» Source material
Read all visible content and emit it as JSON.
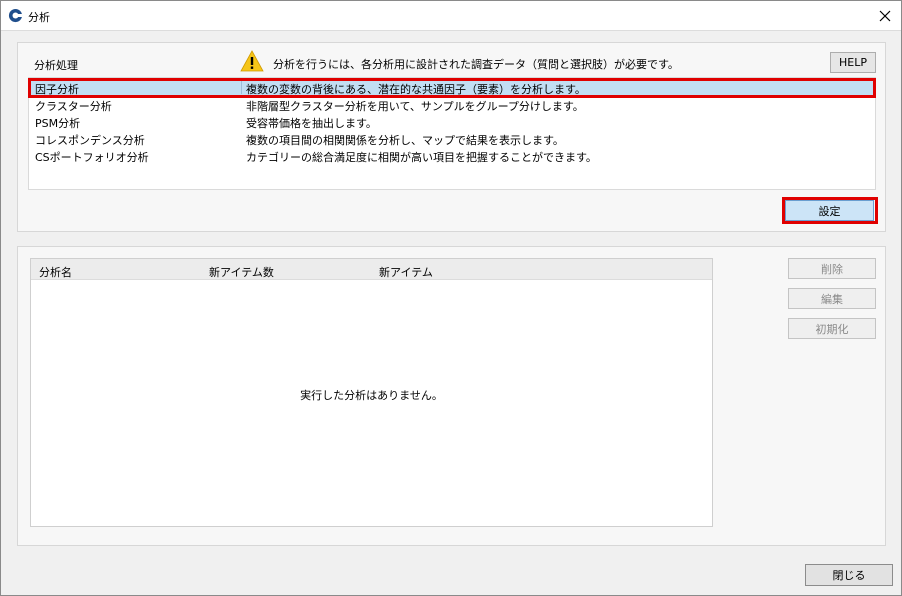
{
  "window": {
    "title": "分析",
    "icon": "analysis-app-icon",
    "close_glyph": "✕"
  },
  "analysis_panel": {
    "label": "分析処理",
    "warning_text": "分析を行うには、各分析用に設計された調査データ（質問と選択肢）が必要です。",
    "warning_icon": "warning-triangle-icon",
    "help_label": "HELP",
    "items": [
      {
        "name": "因子分析",
        "desc": "複数の変数の背後にある、潜在的な共通因子（要素）を分析します。"
      },
      {
        "name": "クラスター分析",
        "desc": "非階層型クラスター分析を用いて、サンプルをグループ分けします。"
      },
      {
        "name": "PSM分析",
        "desc": "受容帯価格を抽出します。"
      },
      {
        "name": "コレスポンデンス分析",
        "desc": "複数の項目間の相関関係を分析し、マップで結果を表示します。"
      },
      {
        "name": "CSポートフォリオ分析",
        "desc": "カテゴリーの総合満足度に相関が高い項目を把握することができます。"
      }
    ],
    "selected_index": 0,
    "settei_label": "設定"
  },
  "results_panel": {
    "columns": [
      "分析名",
      "新アイテム数",
      "新アイテム"
    ],
    "empty_message": "実行した分析はありません。",
    "delete_label": "削除",
    "edit_label": "編集",
    "reset_label": "初期化"
  },
  "footer": {
    "close_label": "閉じる"
  },
  "colors": {
    "selection": "#c2def3",
    "highlight": "#e00000",
    "primary_button": "#cce4f7"
  }
}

» Written request
Review the material and copy each line in which the word "name" appears.

» Written solution
        "name": "因子分析",
        "name": "クラスター分析",
        "name": "PSM分析",
        "name": "コレスポンデンス分析",
        "name": "CSポートフォリオ分析",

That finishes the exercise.